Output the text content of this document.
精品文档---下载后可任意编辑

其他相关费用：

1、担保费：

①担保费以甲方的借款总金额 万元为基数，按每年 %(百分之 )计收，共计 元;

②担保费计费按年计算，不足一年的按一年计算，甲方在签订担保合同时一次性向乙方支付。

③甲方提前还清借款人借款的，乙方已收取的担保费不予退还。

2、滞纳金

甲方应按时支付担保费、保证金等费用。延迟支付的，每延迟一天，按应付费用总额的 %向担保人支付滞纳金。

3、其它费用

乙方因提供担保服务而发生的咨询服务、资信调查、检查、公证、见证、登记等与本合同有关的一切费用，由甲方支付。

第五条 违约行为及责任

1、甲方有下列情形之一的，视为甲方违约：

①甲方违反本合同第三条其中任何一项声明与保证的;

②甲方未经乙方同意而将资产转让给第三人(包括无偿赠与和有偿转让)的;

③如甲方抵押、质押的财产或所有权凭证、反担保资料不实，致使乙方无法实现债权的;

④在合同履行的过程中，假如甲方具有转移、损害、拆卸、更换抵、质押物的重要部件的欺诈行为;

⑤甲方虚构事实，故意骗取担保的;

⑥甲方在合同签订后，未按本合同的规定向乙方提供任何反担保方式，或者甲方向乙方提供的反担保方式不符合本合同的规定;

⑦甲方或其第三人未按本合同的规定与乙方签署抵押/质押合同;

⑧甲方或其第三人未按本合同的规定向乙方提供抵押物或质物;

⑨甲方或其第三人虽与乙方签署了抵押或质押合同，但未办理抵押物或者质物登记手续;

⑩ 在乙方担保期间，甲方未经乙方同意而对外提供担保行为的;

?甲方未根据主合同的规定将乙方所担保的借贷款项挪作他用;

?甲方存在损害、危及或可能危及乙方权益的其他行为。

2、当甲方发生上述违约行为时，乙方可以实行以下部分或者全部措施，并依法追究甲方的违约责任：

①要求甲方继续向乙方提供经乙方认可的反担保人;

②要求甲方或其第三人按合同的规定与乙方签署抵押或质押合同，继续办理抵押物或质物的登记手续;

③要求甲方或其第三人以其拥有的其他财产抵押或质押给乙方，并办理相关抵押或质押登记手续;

_ _ _

DIRECTIVE:
Each record above must be given again exactly.

OUTPUT OF THE TASK:
Output the text content of this document.
精品文档---下载后可任意编辑

其他相关费用：

1、担保费：

①担保费以甲方的借款总金额 万元为基数，按每年 %(百分之 )计收，共计 元;

②担保费计费按年计算，不足一年的按一年计算，甲方在签订担保合同时一次性向乙方支付。

③甲方提前还清借款人借款的，乙方已收取的担保费不予退还。

2、滞纳金

甲方应按时支付担保费、保证金等费用。延迟支付的，每延迟一天，按应付费用总额的 %向担保人支付滞纳金。

3、其它费用

乙方因提供担保服务而发生的咨询服务、资信调查、检查、公证、见证、登记等与本合同有关的一切费用，由甲方支付。

第五条 违约行为及责任

1、甲方有下列情形之一的，视为甲方违约：

①甲方违反本合同第三条其中任何一项声明与保证的;

②甲方未经乙方同意而将资产转让给第三人(包括无偿赠与和有偿转让)的;

③如甲方抵押、质押的财产或所有权凭证、反担保资料不实，致使乙方无法实现债权的;

④在合同履行的过程中，假如甲方具有转移、损害、拆卸、更换抵、质押物的重要部件的欺诈行为;

⑤甲方虚构事实，故意骗取担保的;

⑥甲方在合同签订后，未按本合同的规定向乙方提供任何反担保方式，或者甲方向乙方提供的反担保方式不符合本合同的规定;

⑦甲方或其第三人未按本合同的规定与乙方签署抵押/质押合同;

⑧甲方或其第三人未按本合同的规定向乙方提供抵押物或质物;

⑨甲方或其第三人虽与乙方签署了抵押或质押合同，但未办理抵押物或者质物登记手续;

⑩ 在乙方担保期间，甲方未经乙方同意而对外提供担保行为的;

?甲方未根据主合同的规定将乙方所担保的借贷款项挪作他用;

?甲方存在损害、危及或可能危及乙方权益的其他行为。

2、当甲方发生上述违约行为时，乙方可以实行以下部分或者全部措施，并依法追究甲方的违约责任：

①要求甲方继续向乙方提供经乙方认可的反担保人;

②要求甲方或其第三人按合同的规定与乙方签署抵押或质押合同，继续办理抵押物或质物的登记手续;

③要求甲方或其第三人以其拥有的其他财产抵押或质押给乙方，并办理相关抵押或质押登记手续;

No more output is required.